*** PROVIDED RECORDS
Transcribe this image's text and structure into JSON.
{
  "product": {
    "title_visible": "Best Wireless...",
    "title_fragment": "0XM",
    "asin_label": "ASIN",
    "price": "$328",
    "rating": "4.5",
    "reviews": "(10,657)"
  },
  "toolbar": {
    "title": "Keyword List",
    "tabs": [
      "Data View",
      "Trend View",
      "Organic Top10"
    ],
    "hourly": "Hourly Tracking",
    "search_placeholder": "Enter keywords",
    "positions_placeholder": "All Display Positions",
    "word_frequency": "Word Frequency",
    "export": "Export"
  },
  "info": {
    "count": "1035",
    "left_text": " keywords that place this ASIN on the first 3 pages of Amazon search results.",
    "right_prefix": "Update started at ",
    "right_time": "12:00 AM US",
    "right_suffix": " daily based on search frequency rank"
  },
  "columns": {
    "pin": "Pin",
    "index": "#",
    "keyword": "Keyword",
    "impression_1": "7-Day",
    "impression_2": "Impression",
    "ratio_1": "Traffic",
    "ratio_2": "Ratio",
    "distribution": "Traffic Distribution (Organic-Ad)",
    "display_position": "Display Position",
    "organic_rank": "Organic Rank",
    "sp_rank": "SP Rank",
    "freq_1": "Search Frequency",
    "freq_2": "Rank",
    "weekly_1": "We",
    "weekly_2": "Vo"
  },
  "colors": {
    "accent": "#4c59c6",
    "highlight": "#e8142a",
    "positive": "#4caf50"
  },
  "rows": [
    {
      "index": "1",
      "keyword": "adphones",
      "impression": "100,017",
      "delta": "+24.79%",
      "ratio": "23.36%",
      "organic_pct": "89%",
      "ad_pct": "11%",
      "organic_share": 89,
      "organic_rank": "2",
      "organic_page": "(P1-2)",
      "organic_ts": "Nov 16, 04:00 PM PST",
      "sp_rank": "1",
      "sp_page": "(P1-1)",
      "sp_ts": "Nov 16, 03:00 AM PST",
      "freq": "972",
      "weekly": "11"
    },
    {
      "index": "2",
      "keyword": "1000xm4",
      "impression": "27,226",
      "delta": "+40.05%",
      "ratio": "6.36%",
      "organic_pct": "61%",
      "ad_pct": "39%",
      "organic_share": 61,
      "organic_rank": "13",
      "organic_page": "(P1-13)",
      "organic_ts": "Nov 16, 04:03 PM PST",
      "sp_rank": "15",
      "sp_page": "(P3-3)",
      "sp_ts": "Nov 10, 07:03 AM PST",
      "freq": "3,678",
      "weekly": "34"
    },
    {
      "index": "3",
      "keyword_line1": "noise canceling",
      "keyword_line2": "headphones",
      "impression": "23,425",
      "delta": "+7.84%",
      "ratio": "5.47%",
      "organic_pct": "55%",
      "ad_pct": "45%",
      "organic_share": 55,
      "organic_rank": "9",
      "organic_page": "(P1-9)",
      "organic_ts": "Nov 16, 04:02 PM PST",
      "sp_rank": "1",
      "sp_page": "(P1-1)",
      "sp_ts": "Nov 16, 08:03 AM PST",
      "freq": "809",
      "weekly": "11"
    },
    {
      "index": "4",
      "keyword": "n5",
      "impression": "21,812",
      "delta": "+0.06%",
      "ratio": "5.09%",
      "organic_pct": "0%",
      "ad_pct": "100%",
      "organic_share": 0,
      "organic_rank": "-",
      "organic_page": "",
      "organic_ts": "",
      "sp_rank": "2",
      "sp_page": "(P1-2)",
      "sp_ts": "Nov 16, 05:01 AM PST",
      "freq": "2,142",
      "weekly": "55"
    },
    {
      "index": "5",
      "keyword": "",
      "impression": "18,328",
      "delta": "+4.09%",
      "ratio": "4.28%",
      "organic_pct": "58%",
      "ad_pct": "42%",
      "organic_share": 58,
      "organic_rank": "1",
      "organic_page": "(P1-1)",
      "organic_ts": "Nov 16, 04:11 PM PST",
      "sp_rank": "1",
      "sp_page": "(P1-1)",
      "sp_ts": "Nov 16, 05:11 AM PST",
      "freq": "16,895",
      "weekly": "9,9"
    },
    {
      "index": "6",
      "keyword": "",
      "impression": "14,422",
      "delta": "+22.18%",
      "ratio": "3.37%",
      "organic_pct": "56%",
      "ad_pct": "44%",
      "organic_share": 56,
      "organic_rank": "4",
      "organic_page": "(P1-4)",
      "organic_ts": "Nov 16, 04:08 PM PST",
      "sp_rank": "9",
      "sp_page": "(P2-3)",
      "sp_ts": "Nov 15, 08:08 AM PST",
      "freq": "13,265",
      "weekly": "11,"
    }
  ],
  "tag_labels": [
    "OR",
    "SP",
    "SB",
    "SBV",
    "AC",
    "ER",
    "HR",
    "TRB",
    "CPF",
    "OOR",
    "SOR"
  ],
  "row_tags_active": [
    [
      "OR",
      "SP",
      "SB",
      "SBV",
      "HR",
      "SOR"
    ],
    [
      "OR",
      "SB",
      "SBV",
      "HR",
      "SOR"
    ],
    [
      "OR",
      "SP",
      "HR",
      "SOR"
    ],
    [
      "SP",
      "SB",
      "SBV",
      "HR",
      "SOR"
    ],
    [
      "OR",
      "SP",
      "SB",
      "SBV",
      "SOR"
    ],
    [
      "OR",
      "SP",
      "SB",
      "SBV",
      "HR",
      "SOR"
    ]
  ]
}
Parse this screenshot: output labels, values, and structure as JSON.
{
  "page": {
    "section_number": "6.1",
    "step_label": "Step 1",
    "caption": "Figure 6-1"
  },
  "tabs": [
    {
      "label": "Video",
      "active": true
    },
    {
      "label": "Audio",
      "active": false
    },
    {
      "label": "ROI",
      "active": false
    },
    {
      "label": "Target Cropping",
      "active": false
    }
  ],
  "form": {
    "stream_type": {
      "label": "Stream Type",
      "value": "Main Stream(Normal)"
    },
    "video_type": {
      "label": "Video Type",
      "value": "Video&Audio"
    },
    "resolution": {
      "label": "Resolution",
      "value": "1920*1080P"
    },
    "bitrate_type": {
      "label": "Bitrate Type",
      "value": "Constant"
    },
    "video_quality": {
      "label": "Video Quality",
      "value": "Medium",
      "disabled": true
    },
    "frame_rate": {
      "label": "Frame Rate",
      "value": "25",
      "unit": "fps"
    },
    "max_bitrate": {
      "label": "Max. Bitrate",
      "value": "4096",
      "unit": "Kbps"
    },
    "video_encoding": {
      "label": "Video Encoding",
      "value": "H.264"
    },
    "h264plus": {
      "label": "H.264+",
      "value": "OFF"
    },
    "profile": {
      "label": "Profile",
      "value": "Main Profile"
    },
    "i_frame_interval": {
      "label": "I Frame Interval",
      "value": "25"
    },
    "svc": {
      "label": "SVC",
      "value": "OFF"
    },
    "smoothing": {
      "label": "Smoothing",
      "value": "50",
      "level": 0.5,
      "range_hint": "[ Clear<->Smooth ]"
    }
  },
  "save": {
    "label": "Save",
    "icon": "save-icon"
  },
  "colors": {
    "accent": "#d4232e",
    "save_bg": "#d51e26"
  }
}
******
- [INSTRUCTIONS TO FOLLOW]: Return the material in full, exactly as shown.

- [RESULT OF THIS EXERCISE]:
Transcribe this image's text and structure into JSON.
{
  "product": {
    "title_visible": "Best Wireless...",
    "title_fragment": "0XM",
    "asin_label": "ASIN",
    "price": "$328",
    "rating": "4.5",
    "reviews": "(10,657)"
  },
  "toolbar": {
    "title": "Keyword List",
    "tabs": [
      "Data View",
      "Trend View",
      "Organic Top10"
    ],
    "hourly": "Hourly Tracking",
    "search_placeholder": "Enter keywords",
    "positions_placeholder": "All Display Positions",
    "word_frequency": "Word Frequency",
    "export": "Export"
  },
  "info": {
    "count": "1035",
    "left_text": " keywords that place this ASIN on the first 3 pages of Amazon search results.",
    "right_prefix": "Update started at ",
    "right_time": "12:00 AM US",
    "right_suffix": " daily based on search frequency rank"
  },
  "columns": {
    "pin": "Pin",
    "index": "#",
    "keyword": "Keyword",
    "impression_1": "7-Day",
    "impression_2": "Impression",
    "ratio_1": "Traffic",
    "ratio_2": "Ratio",
    "distribution": "Traffic Distribution (Organic-Ad)",
    "display_position": "Display Position",
    "organic_rank": "Organic Rank",
    "sp_rank": "SP Rank",
    "freq_1": "Search Frequency",
    "freq_2": "Rank",
    "weekly_1": "We",
    "weekly_2": "Vo"
  },
  "colors": {
    "accent": "#4c59c6",
    "highlight": "#e8142a",
    "positive": "#4caf50"
  },
  "rows": [
    {
      "index": "1",
      "keyword": "adphones",
      "impression": "100,017",
      "delta": "+24.79%",
      "ratio": "23.36%",
      "organic_pct": "89%",
      "ad_pct": "11%",
      "organic_share": 89,
      "organic_rank": "2",
      "organic_page": "(P1-2)",
      "organic_ts": "Nov 16, 04:00 PM PST",
      "sp_rank": "1",
      "sp_page": "(P1-1)",
      "sp_ts": "Nov 16, 03:00 AM PST",
      "freq": "972",
      "weekly": "11"
    },
    {
      "index": "2",
      "keyword": "1000xm4",
      "impression": "27,226",
      "delta": "+40.05%",
      "ratio": "6.36%",
      "organic_pct": "61%",
      "ad_pct": "39%",
      "organic_share": 61,
      "organic_rank": "13",
      "organic_page": "(P1-13)",
      "organic_ts": "Nov 16, 04:03 PM PST",
      "sp_rank": "15",
      "sp_page": "(P3-3)",
      "sp_ts": "Nov 10, 07:03 AM PST",
      "freq": "3,678",
      "weekly": "34"
    },
    {
      "index": "3",
      "keyword_line1": "noise canceling",
      "keyword_line2": "headphones",
      "impression": "23,425",
      "delta": "+7.84%",
      "ratio": "5.47%",
      "organic_pct": "55%",
      "ad_pct": "45%",
      "organic_share": 55,
      "organic_rank": "9",
      "organic_page": "(P1-9)",
      "organic_ts": "Nov 16, 04:02 PM PST",
      "sp_rank": "1",
      "sp_page": "(P1-1)",
      "sp_ts": "Nov 16, 08:03 AM PST",
      "freq": "809",
      "weekly": "11"
    },
    {
      "index": "4",
      "keyword": "n5",
      "impression": "21,812",
      "delta": "+0.06%",
      "ratio": "5.09%",
      "organic_pct": "0%",
      "ad_pct": "100%",
      "organic_share": 0,
      "organic_rank": "-",
      "organic_page": "",
      "organic_ts": "",
      "sp_rank": "2",
      "sp_page": "(P1-2)",
      "sp_ts": "Nov 16, 05:01 AM PST",
      "freq": "2,142",
      "weekly": "55"
    },
    {
      "index": "5",
      "keyword": "",
      "impression": "18,328",
      "delta": "+4.09%",
      "ratio": "4.28%",
      "organic_pct": "58%",
      "ad_pct": "42%",
      "organic_share": 58,
      "organic_rank": "1",
      "organic_page": "(P1-1)",
      "organic_ts": "Nov 16, 04:11 PM PST",
      "sp_rank": "1",
      "sp_page": "(P1-1)",
      "sp_ts": "Nov 16, 05:11 AM PST",
      "freq": "16,895",
      "weekly": "9,9"
    },
    {
      "index": "6",
      "keyword": "",
      "impression": "14,422",
      "delta": "+22.18%",
      "ratio": "3.37%",
      "organic_pct": "56%",
      "ad_pct": "44%",
      "organic_share": 56,
      "organic_rank": "4",
      "organic_page": "(P1-4)",
      "organic_ts": "Nov 16, 04:08 PM PST",
      "sp_rank": "9",
      "sp_page": "(P2-3)",
      "sp_ts": "Nov 15, 08:08 AM PST",
      "freq": "13,265",
      "weekly": "11,"
    }
  ],
  "tag_labels": [
    "OR",
    "SP",
    "SB",
    "SBV",
    "AC",
    "ER",
    "HR",
    "TRB",
    "CPF",
    "OOR",
    "SOR"
  ],
  "row_tags_active": [
    [
      "OR",
      "SP",
      "SB",
      "SBV",
      "HR",
      "SOR"
    ],
    [
      "OR",
      "SB",
      "SBV",
      "HR",
      "SOR"
    ],
    [
      "OR",
      "SP",
      "HR",
      "SOR"
    ],
    [
      "SP",
      "SB",
      "SBV",
      "HR",
      "SOR"
    ],
    [
      "OR",
      "SP",
      "SB",
      "SBV",
      "SOR"
    ],
    [
      "OR",
      "SP",
      "SB",
      "SBV",
      "HR",
      "SOR"
    ]
  ]
}
Parse this screenshot: output labels, values, and structure as JSON.
{
  "page": {
    "section_number": "6.1",
    "step_label": "Step 1",
    "caption": "Figure 6-1"
  },
  "tabs": [
    {
      "label": "Video",
      "active": true
    },
    {
      "label": "Audio",
      "active": false
    },
    {
      "label": "ROI",
      "active": false
    },
    {
      "label": "Target Cropping",
      "active": false
    }
  ],
  "form": {
    "stream_type": {
      "label": "Stream Type",
      "value": "Main Stream(Normal)"
    },
    "video_type": {
      "label": "Video Type",
      "value": "Video&Audio"
    },
    "resolution": {
      "label": "Resolution",
      "value": "1920*1080P"
    },
    "bitrate_type": {
      "label": "Bitrate Type",
      "value": "Constant"
    },
    "video_quality": {
      "label": "Video Quality",
      "value": "Medium",
      "disabled": true
    },
    "frame_rate": {
      "label": "Frame Rate",
      "value": "25",
      "unit": "fps"
    },
    "max_bitrate": {
      "label": "Max. Bitrate",
      "value": "4096",
      "unit": "Kbps"
    },
    "video_encoding": {
      "label": "Video Encoding",
      "value": "H.264"
    },
    "h264plus": {
      "label": "H.264+",
      "value": "OFF"
    },
    "profile": {
      "label": "Profile",
      "value": "Main Profile"
    },
    "i_frame_interval": {
      "label": "I Frame Interval",
      "value": "25"
    },
    "svc": {
      "label": "SVC",
      "value": "OFF"
    },
    "smoothing": {
      "label": "Smoothing",
      "value": "50",
      "level": 0.5,
      "range_hint": "[ Clear<->Smooth ]"
    }
  },
  "save": {
    "label": "Save",
    "icon": "save-icon"
  },
  "colors": {
    "accent": "#d4232e",
    "save_bg": "#d51e26"
  }
}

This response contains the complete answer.